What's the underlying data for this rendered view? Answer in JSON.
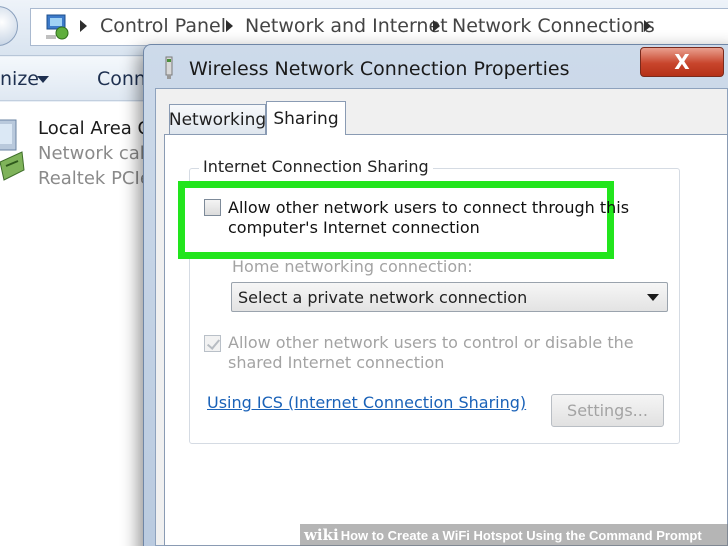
{
  "breadcrumb": {
    "items": [
      "Control Panel",
      "Network and Internet",
      "Network Connections"
    ]
  },
  "toolbar": {
    "organize_label": "nize",
    "connect_label": "Conn"
  },
  "connection": {
    "name": "Local Area Co",
    "status": "Network cabl",
    "adapter": "Realtek PCIe"
  },
  "dialog": {
    "title": "Wireless Network Connection Properties",
    "close_label": "X",
    "tabs": [
      {
        "label": "Networking",
        "active": false
      },
      {
        "label": "Sharing",
        "active": true
      }
    ],
    "group_title": "Internet Connection Sharing",
    "allow_connect": {
      "line1": "Allow other network users to connect through this",
      "line2": "computer's Internet connection",
      "checked": false
    },
    "home_networking_label": "Home networking connection:",
    "home_networking_value": "Select a private network connection",
    "allow_control": {
      "line1": "Allow other network users to control or disable the",
      "line2": "shared Internet connection",
      "checked": true,
      "enabled": false
    },
    "ics_link": "Using ICS (Internet Connection Sharing)",
    "settings_label": "Settings..."
  },
  "highlight_color": "#22e51d",
  "footer": {
    "logo": "wiki",
    "text": "How to Create a WiFi Hotspot Using the Command Prompt"
  }
}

+++

> _STATED PROBLEM_
Identify every line holding the word "this" and copy it out.

> _CORRECT RESULT_
What's the underlying data for this rendered view? Answer in JSON.
      "line1": "Allow other network users to connect through this",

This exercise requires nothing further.